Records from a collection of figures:

===

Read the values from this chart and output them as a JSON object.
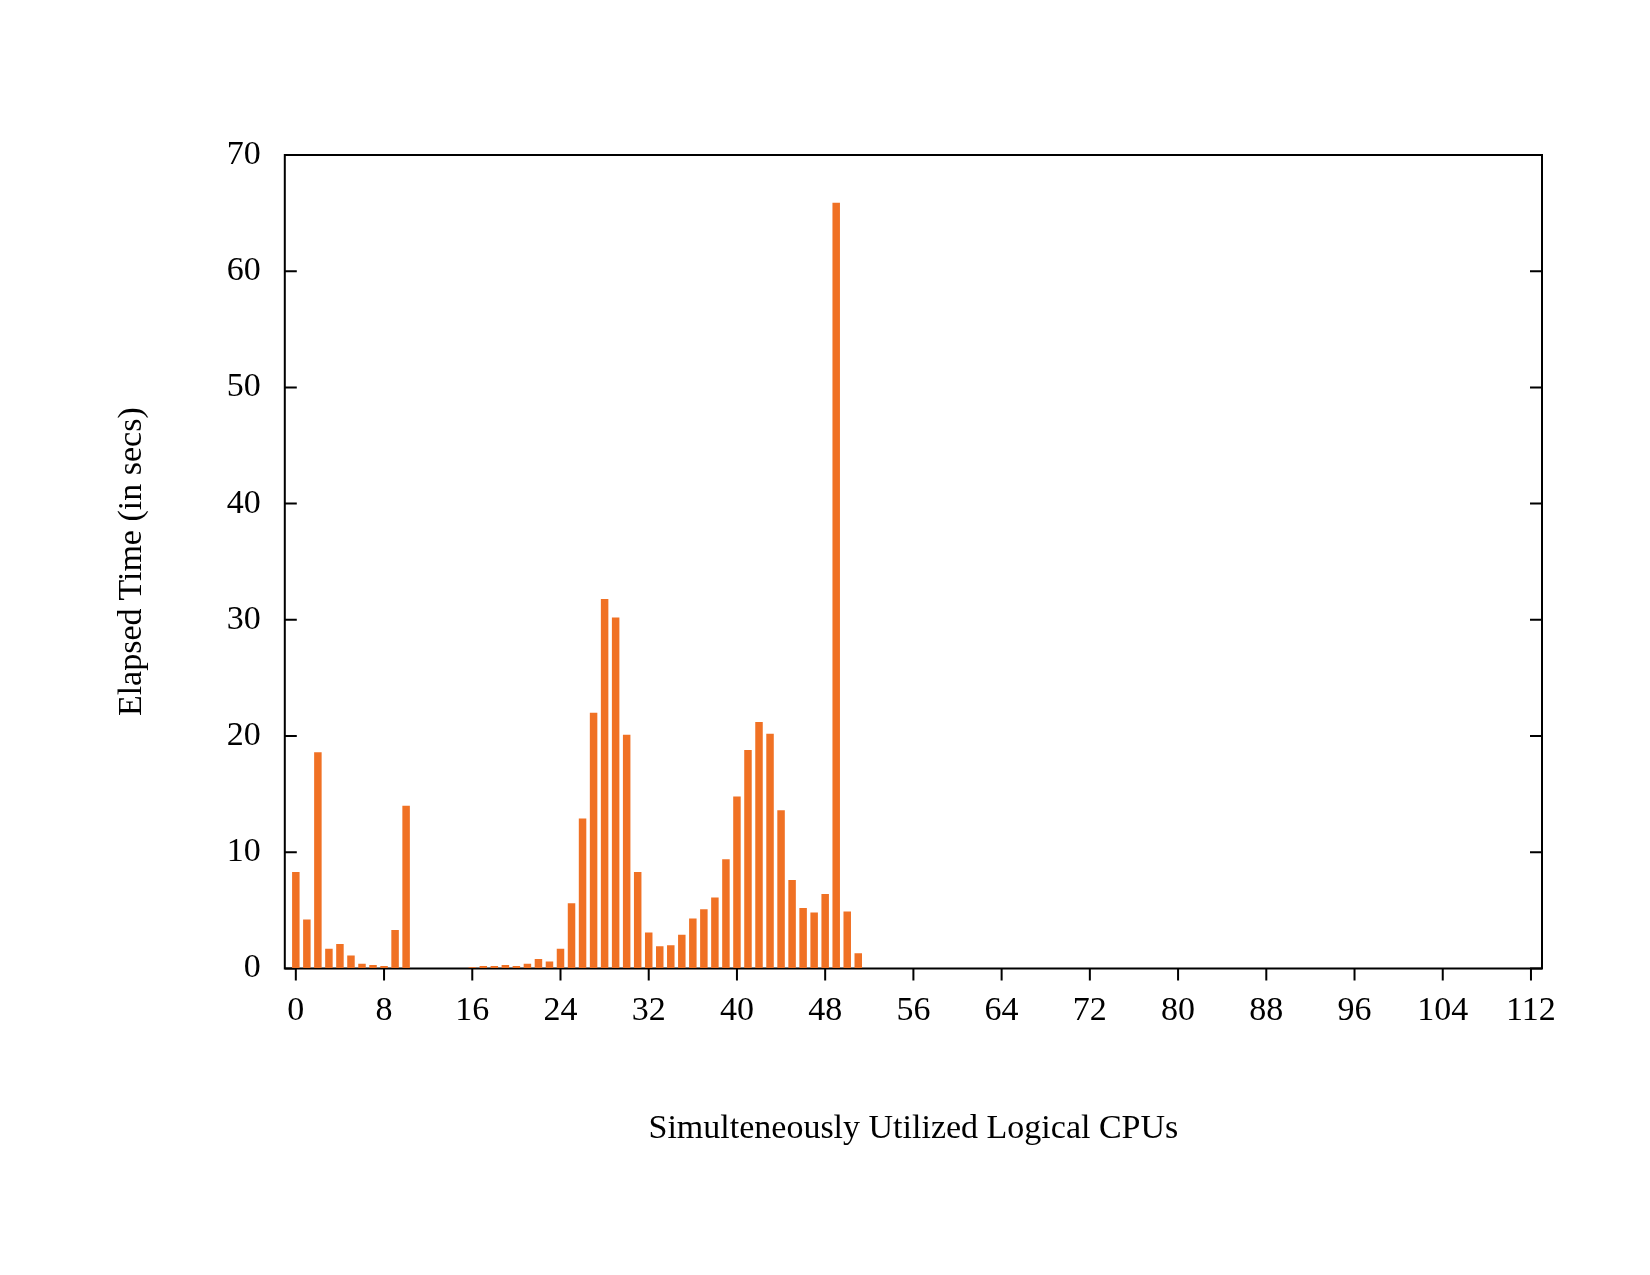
{
  "chart_data": {
    "type": "bar",
    "xlabel": "Simulteneously Utilized Logical CPUs",
    "ylabel": "Elapsed Time (in secs)",
    "x": [
      0,
      1,
      2,
      3,
      4,
      5,
      6,
      7,
      8,
      9,
      10,
      16,
      17,
      18,
      19,
      20,
      21,
      22,
      23,
      24,
      25,
      26,
      27,
      28,
      29,
      30,
      31,
      32,
      33,
      34,
      35,
      36,
      37,
      38,
      39,
      40,
      41,
      42,
      43,
      44,
      45,
      46,
      47,
      48,
      49,
      50,
      51
    ],
    "values": [
      8.3,
      4.2,
      18.6,
      1.7,
      2.1,
      1.1,
      0.4,
      0.3,
      0.2,
      3.3,
      14.0,
      0.1,
      0.2,
      0.2,
      0.3,
      0.2,
      0.4,
      0.8,
      0.6,
      1.7,
      5.6,
      12.9,
      22.0,
      31.8,
      30.2,
      20.1,
      8.3,
      3.1,
      1.9,
      2.0,
      2.9,
      4.3,
      5.1,
      6.1,
      9.4,
      14.8,
      18.8,
      21.2,
      20.2,
      13.6,
      7.6,
      5.2,
      4.8,
      6.4,
      65.9,
      4.9,
      1.3
    ],
    "color": "#f07124",
    "xlim": [
      -1,
      113
    ],
    "xticks": [
      0,
      8,
      16,
      24,
      32,
      40,
      48,
      56,
      64,
      72,
      80,
      88,
      96,
      104,
      112
    ],
    "ylim": [
      0,
      70
    ],
    "yticks": [
      0,
      10,
      20,
      30,
      40,
      50,
      60,
      70
    ],
    "grid": false,
    "legend": false
  }
}
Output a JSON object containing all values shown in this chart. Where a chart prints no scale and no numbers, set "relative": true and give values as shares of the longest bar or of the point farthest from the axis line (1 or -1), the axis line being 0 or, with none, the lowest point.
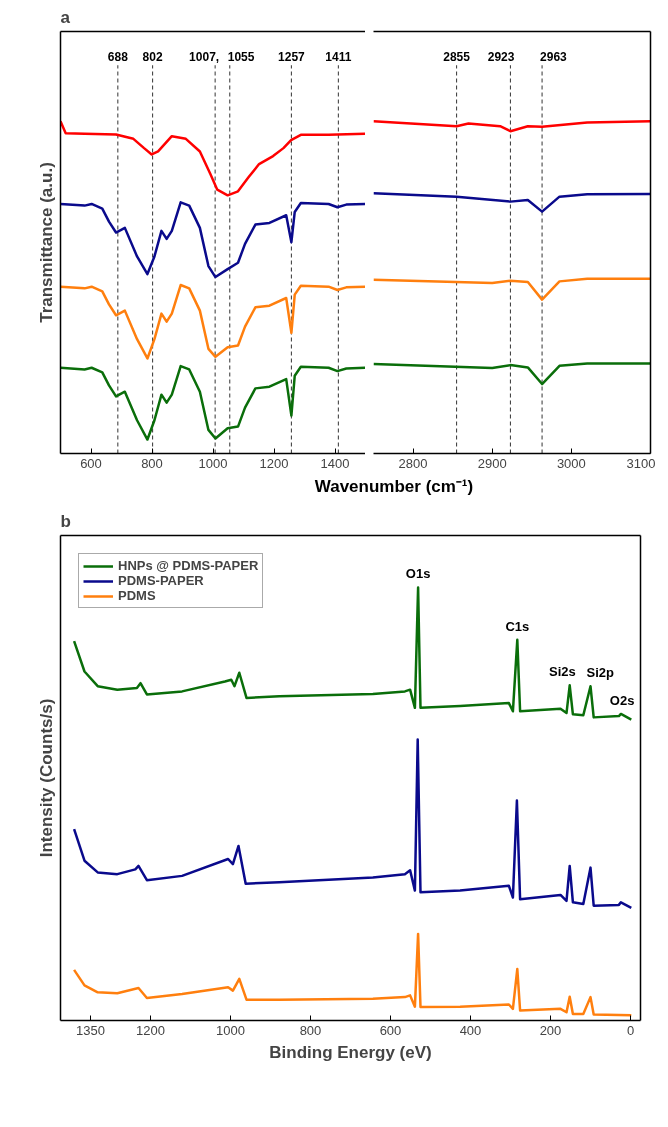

===

Work to be completed: Make an exact copy of every entry above, minus the images.

Solution:
Read the values from this chart and output them as a JSON object.
{
  "chart_data": {
    "type": "bar",
    "xlabel": "Simulteneously Utilized Logical CPUs",
    "ylabel": "Elapsed Time (in secs)",
    "x": [
      0,
      1,
      2,
      3,
      4,
      5,
      6,
      7,
      8,
      9,
      10,
      16,
      17,
      18,
      19,
      20,
      21,
      22,
      23,
      24,
      25,
      26,
      27,
      28,
      29,
      30,
      31,
      32,
      33,
      34,
      35,
      36,
      37,
      38,
      39,
      40,
      41,
      42,
      43,
      44,
      45,
      46,
      47,
      48,
      49,
      50,
      51
    ],
    "values": [
      8.3,
      4.2,
      18.6,
      1.7,
      2.1,
      1.1,
      0.4,
      0.3,
      0.2,
      3.3,
      14.0,
      0.1,
      0.2,
      0.2,
      0.3,
      0.2,
      0.4,
      0.8,
      0.6,
      1.7,
      5.6,
      12.9,
      22.0,
      31.8,
      30.2,
      20.1,
      8.3,
      3.1,
      1.9,
      2.0,
      2.9,
      4.3,
      5.1,
      6.1,
      9.4,
      14.8,
      18.8,
      21.2,
      20.2,
      13.6,
      7.6,
      5.2,
      4.8,
      6.4,
      65.9,
      4.9,
      1.3
    ],
    "color": "#f07124",
    "xlim": [
      -1,
      113
    ],
    "xticks": [
      0,
      8,
      16,
      24,
      32,
      40,
      48,
      56,
      64,
      72,
      80,
      88,
      96,
      104,
      112
    ],
    "ylim": [
      0,
      70
    ],
    "yticks": [
      0,
      10,
      20,
      30,
      40,
      50,
      60,
      70
    ],
    "grid": false,
    "legend": false
  }
}
Output a JSON object containing all values shown in this chart. Where a chart prints no scale and no numbers, set "relative": true and give values as shares of the longest bar or of the point farthest from the axis line (1 or -1), the axis line being 0 or, with none, the lowest point.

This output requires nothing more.